What to do:
a) Return the passage of the book review that begins at the words "As during other" and stops after the words "writings once again.", copied verbatim.
b) According to the book review on Karl Marx in America, what is driving the current Marx boom? Answer in one to three sentences.
c) Extend the book review on Karl Marx in America, picking up after its final sentence.

Document segment:
“[W]e are living through the fourth Marx boom,” Andrew Hartman notes in Karl Marx in America. “Americans are thinking about Marx to a degree not matched since the 1960s, or perhaps even the 1930s,” two decades notable for their social and political upheavals. Evidence abounds: Trump, Musk, and other members of the MAGA movement routinely decry the “Marxist” infiltration of institutions, while an American (Sen. Bernie Sanders) has become the most famous socialist in the world.
Meanwhile, U.S. academics are engaging Marx at a steady clip. Take Vivek Chibber’s The Class Matrix (2023), which uses Marxist thought to critique the “cultural turn” in social theory and highlight the importance of class structure and the material relations within capitalism. Or consider Princeton University Press’s 2025 English translation—the first in half a century—of Marx’s Kapital: Critique of Political Economy, Volume 1, which presents a “Marx for the twenty-first century.”
Karl Marx in America, Andrew Hartman, University of Chicago Press, 600 pp., $39, May 2025.
As during other Marx explosions in America, the current boom doesn’t—especially among detractors—seek to return us to a pure Marxist ideology. Rather, as in the 1930s and 1960s, it’s driven by a belief that Marx’s critique of capitalism remains a relevant resource for analyzing the volatility and violence of our contemporary society and likely essential to any search for alternative models: economic hardship, the failures of capitalism (like the 2008 financial crisis), social justice concerns, and the destruction of the environment. All those factors are steering readers, activists, and academics to Marx’s writings once again.
Karl Marx in America significantly contributes to our understanding of the twists and turns of the periodic Marx booms. Throughout its 500 pages and nine chapters, the text adroitly historicizes a wide range of American readers’ uses of Marx since the mid-19th century. “[T]he reception of Marx in the United States,” Hartman writes, “is a history of left, center, and right, sometimes all at once. Marx has served as a sounding board for Americans from every imaginable political background.”

Element region listings
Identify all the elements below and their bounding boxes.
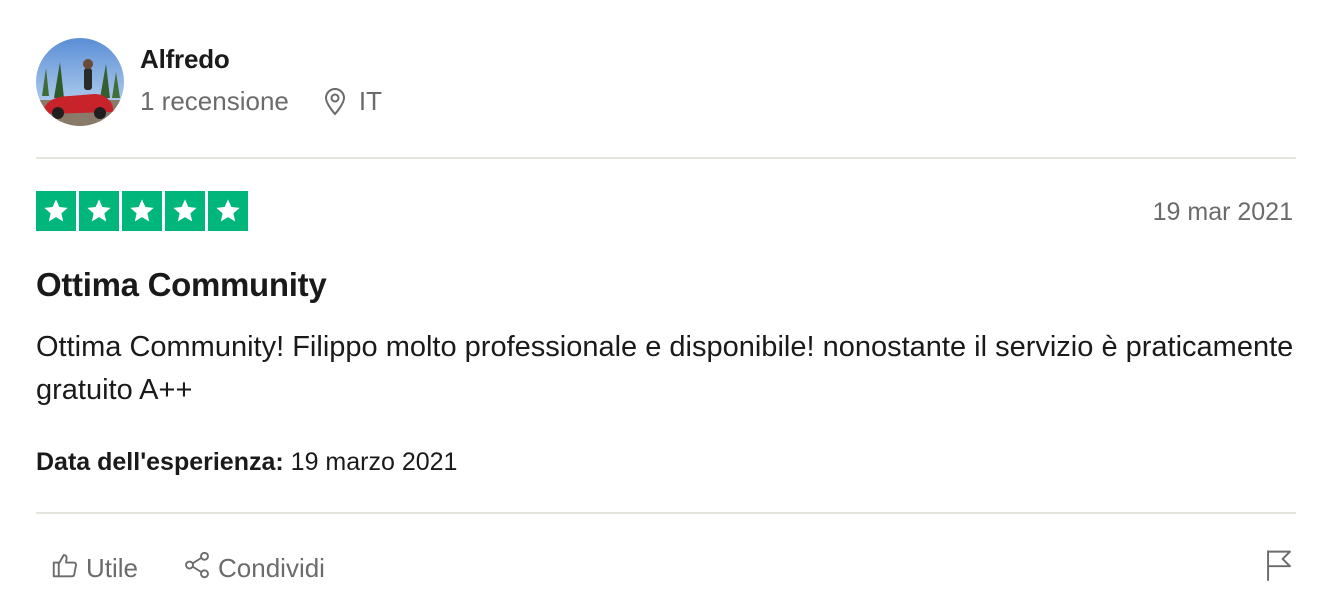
reviewer-meta: 1 recensione IT <box>140 86 382 117</box>
useful-button[interactable]: Utile <box>50 550 138 587</box>
star-icon <box>36 191 76 231</box>
report-flag-button[interactable] <box>1264 548 1294 587</box>
star-rating <box>36 191 248 231</box>
share-button[interactable]: Condividi <box>182 550 325 587</box>
review-actions: Utile Condividi <box>50 550 325 587</box>
reviewer-name[interactable]: Alfredo <box>140 44 230 75</box>
star-icon <box>79 191 119 231</box>
experience-label: Data dell'esperienza: <box>36 448 284 476</box>
thumbs-up-icon <box>50 550 80 587</box>
divider <box>36 512 1296 514</box>
review-title: Ottima Community <box>36 266 327 303</box>
review-body: Ottima Community! Filippo molto professi… <box>36 331 1294 406</box>
experience-date: 19 marzo 2021 <box>290 448 458 476</box>
star-icon <box>165 191 205 231</box>
divider <box>36 157 1296 159</box>
share-icon <box>182 550 212 587</box>
location-pin-icon <box>323 87 347 116</box>
star-icon <box>208 191 248 231</box>
reviewer-country: IT <box>358 86 382 116</box>
experience-date-row: Data dell'esperienza: 19 marzo 2021 <box>36 448 457 477</box>
share-label: Condividi <box>218 553 325 583</box>
star-icon <box>122 191 162 231</box>
review-date: 19 mar 2021 <box>1152 198 1293 226</box>
useful-label: Utile <box>86 553 139 583</box>
reviews-count: 1 recensione <box>140 86 289 116</box>
flag-icon <box>1264 550 1294 586</box>
reviewer-avatar[interactable] <box>36 38 124 126</box>
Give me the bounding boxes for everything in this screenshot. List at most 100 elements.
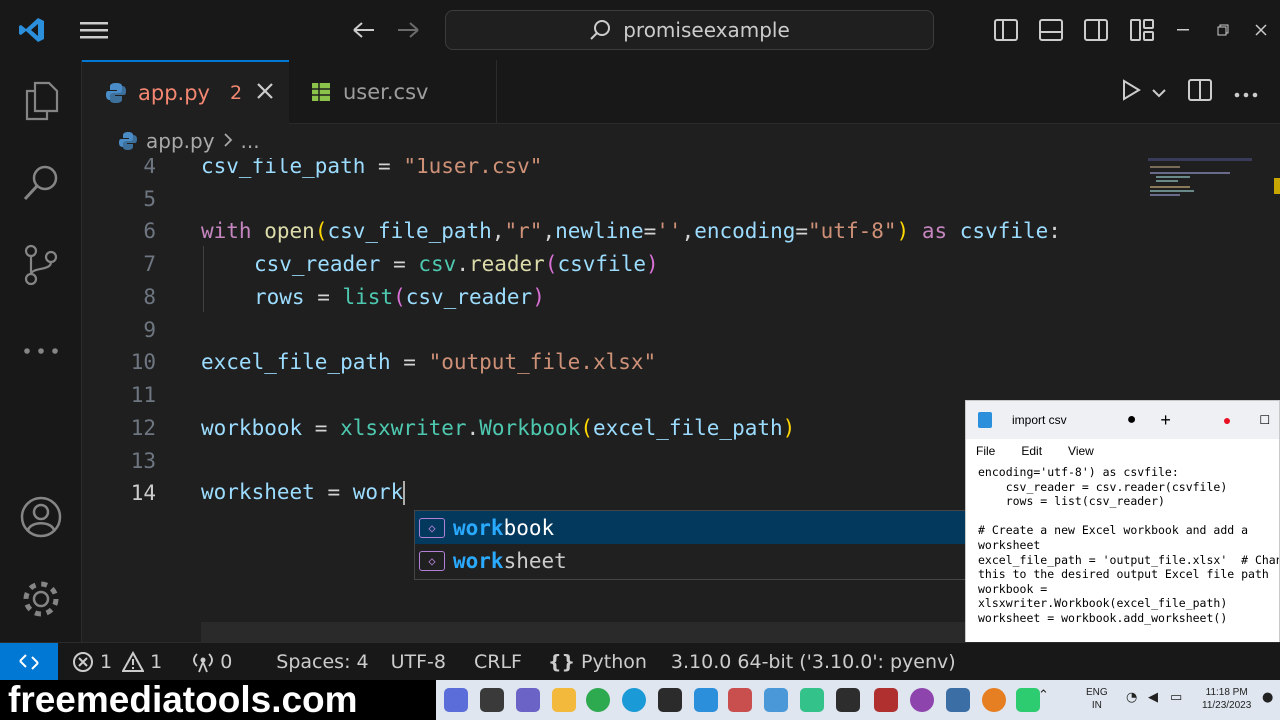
toggle-primary-sidebar-icon[interactable]	[990, 10, 1022, 50]
interpreter-status[interactable]: 3.10.0 64-bit ('3.10.0': pyenv)	[671, 651, 956, 673]
notification-bell-icon[interactable]: ●	[1262, 690, 1273, 705]
restore-icon[interactable]	[1208, 10, 1238, 50]
settings-gear-icon[interactable]	[0, 564, 82, 634]
notepad-icon	[978, 412, 992, 428]
more-actions-icon[interactable]	[1234, 83, 1258, 102]
python-file-icon	[119, 132, 137, 150]
command-center-search[interactable]: promiseexample	[445, 10, 934, 50]
cloud-icon[interactable]	[982, 688, 1006, 712]
line-number: 12	[130, 415, 156, 440]
customize-layout-icon[interactable]	[1126, 10, 1158, 50]
status-bar: 1 1 0 Spaces: 4 UTF-8 CRLF {} Python 3.1…	[0, 642, 1280, 681]
accounts-icon[interactable]	[0, 482, 82, 552]
notepad-taskbar-icon[interactable]	[764, 688, 788, 712]
variable-symbol-icon: ◇	[419, 550, 445, 571]
suggestion-item[interactable]: ◇ workbook	[415, 511, 973, 544]
app-icon[interactable]	[800, 688, 824, 712]
tab-user-csv[interactable]: user.csv	[289, 60, 497, 124]
menu-file[interactable]: File	[976, 444, 995, 458]
eol-status[interactable]: CRLF	[474, 651, 522, 673]
tray-chevron-icon[interactable]: ⌃	[1038, 688, 1049, 703]
language-mode-status[interactable]: {} Python	[548, 651, 647, 673]
back-arrow-icon[interactable]	[348, 10, 380, 50]
chevron-right-icon	[223, 129, 233, 153]
app-icon[interactable]	[444, 688, 468, 712]
close-tab-icon[interactable]	[256, 81, 274, 105]
code-line-4: 4 csv_file_path = "1user.csv"	[82, 158, 1182, 182]
app-icon[interactable]	[480, 688, 504, 712]
app-icon[interactable]	[1016, 688, 1040, 712]
menu-edit[interactable]: Edit	[1021, 444, 1042, 458]
problems-status[interactable]: 1 1	[72, 650, 163, 673]
minimap[interactable]	[1148, 158, 1280, 398]
battery-icon[interactable]: ▭	[1170, 690, 1182, 705]
warning-count: 1	[150, 650, 163, 673]
encoding-status[interactable]: UTF-8	[391, 651, 446, 673]
filezilla-icon[interactable]	[874, 688, 898, 712]
app-icon[interactable]	[946, 688, 970, 712]
variable-symbol-icon: ◇	[419, 517, 445, 538]
maximize-icon[interactable]: ☐	[1259, 413, 1270, 427]
vscode-taskbar-icon[interactable]	[694, 688, 718, 712]
error-count: 1	[100, 650, 113, 673]
notepad-title-bar: import csv ● + ● ☐	[966, 401, 1279, 439]
record-indicator-icon: ●	[1222, 412, 1232, 428]
source-control-icon[interactable]	[0, 230, 82, 300]
more-views-icon[interactable]	[0, 316, 82, 386]
code-line-6: 6 with open(csv_file_path,"r",newline=''…	[82, 214, 1182, 247]
notepad-tab-title[interactable]: import csv	[1012, 413, 1067, 427]
split-editor-icon[interactable]	[1188, 79, 1212, 105]
menu-view[interactable]: View	[1068, 444, 1094, 458]
indentation-status[interactable]: Spaces: 4	[276, 651, 368, 673]
toggle-panel-icon[interactable]	[1035, 10, 1067, 50]
search-icon	[590, 20, 611, 40]
text-cursor	[403, 481, 406, 505]
minimize-icon[interactable]	[1168, 10, 1198, 50]
volume-icon[interactable]: ◀	[1148, 690, 1158, 705]
windows-taskbar: ⌃ ENG IN ◔ ◀ ▭ 11:18 PM 11/23/2023 ●	[436, 680, 1280, 720]
language-indicator[interactable]: ENG IN	[1086, 686, 1108, 712]
remote-icon	[19, 653, 39, 670]
terminal-icon[interactable]	[658, 688, 682, 712]
tab-app-py[interactable]: app.py 2	[82, 60, 289, 124]
close-window-icon[interactable]	[1246, 10, 1276, 50]
line-number: 7	[143, 251, 156, 276]
clock[interactable]: 11:18 PM 11/23/2023	[1202, 686, 1251, 712]
line-number: 9	[143, 317, 156, 342]
breadcrumb-symbols[interactable]: ...	[241, 129, 260, 153]
line-number: 5	[143, 186, 156, 211]
run-dropdown-chevron-icon[interactable]	[1152, 83, 1166, 102]
error-icon	[73, 651, 93, 672]
chrome-icon[interactable]	[586, 688, 610, 712]
search-view-icon[interactable]	[0, 148, 82, 218]
ports-status[interactable]: 0	[192, 651, 232, 673]
app-icon[interactable]	[910, 688, 934, 712]
suggestion-widget: ◇ workbook ◇ worksheet	[414, 510, 974, 580]
forward-arrow-icon[interactable]	[392, 10, 424, 50]
explorer-icon[interactable]	[0, 66, 82, 136]
file-explorer-icon[interactable]	[552, 688, 576, 712]
code-line-7: 7 csv_reader = csv.reader(csvfile)	[82, 247, 1182, 280]
vscode-logo-icon[interactable]	[12, 10, 52, 50]
app-icon[interactable]	[836, 688, 860, 712]
app-icon[interactable]	[728, 688, 752, 712]
toggle-secondary-sidebar-icon[interactable]	[1080, 10, 1112, 50]
wifi-icon[interactable]: ◔	[1126, 690, 1137, 705]
unsaved-dot-icon[interactable]: ●	[1127, 411, 1137, 429]
editor-tab-bar: app.py 2 user.csv	[82, 60, 1280, 124]
remote-indicator[interactable]	[0, 642, 58, 681]
breadcrumb-file[interactable]: app.py	[146, 129, 215, 153]
breadcrumb: app.py ...	[82, 124, 1280, 158]
new-tab-plus-icon[interactable]: +	[1160, 410, 1171, 431]
menu-icon[interactable]	[76, 10, 112, 50]
line-number: 10	[130, 349, 156, 374]
warning-icon	[122, 650, 145, 672]
line-number: 11	[130, 382, 156, 407]
edge-icon[interactable]	[622, 688, 646, 712]
teams-icon[interactable]	[516, 688, 540, 712]
horizontal-scrollbar[interactable]	[201, 622, 1001, 642]
python-file-icon	[106, 83, 126, 103]
tab-user-label: user.csv	[343, 80, 429, 104]
run-python-icon[interactable]	[1120, 79, 1142, 105]
suggestion-item[interactable]: ◇ worksheet	[415, 544, 973, 577]
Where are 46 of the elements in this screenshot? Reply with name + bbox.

Task responses:
a)
As during other Marx explosions in America, the current boom doesn’t—especially among detractors—seek to return us to a pure Marxist ideology. Rather, as in the 1930s and 1960s, it’s driven by a belief that Marx’s critique of capitalism remains a relevant resource for analyzing the volatility and violence of our contemporary society and likely essential to any search for alternative models: economic hardship, the failures of capitalism (like the 2008 financial crisis), social justice concerns, and the destruction of the environment. All those factors are steering readers, activists, and academics to Marx’s writings once again.

b) The current boom is driven by a belief that Marx's critique of capitalism remains a relevant resource for analyzing the volatility and violence of contemporary society and is likely essential to any search for alternative models. Economic hardship, failures of capitalism such as the 2008 financial crisis, social justice concerns, and environmental destruction are steering readers, activists, and academics back to Marx's writings.

c)
Hartman posits that Americans, over time, have positioned themselves vis-à-vis Marx in three main ways. The first mode is noteworthy for “its devotion to his classic theory about labor,” and has been used by such “figures as Eugene Debs, Elizabeth Gurley Flynn, A. Philip Randolph, and Bernie Sanders.” The second approach includes “[t]he creators of a hybrid Marx,” who adapted Marx to a “variety of American situations, by cross-fertilizing Marxism with traditions like Christianity, republicanism, populism, pragmatism, black nationalism, indigeneity, Keynesianism, feminism, and more.” And the third is “the array of unfavorable interpretations,” which “speaks to the exceptional degree to which anticommunism has shaped the United States.”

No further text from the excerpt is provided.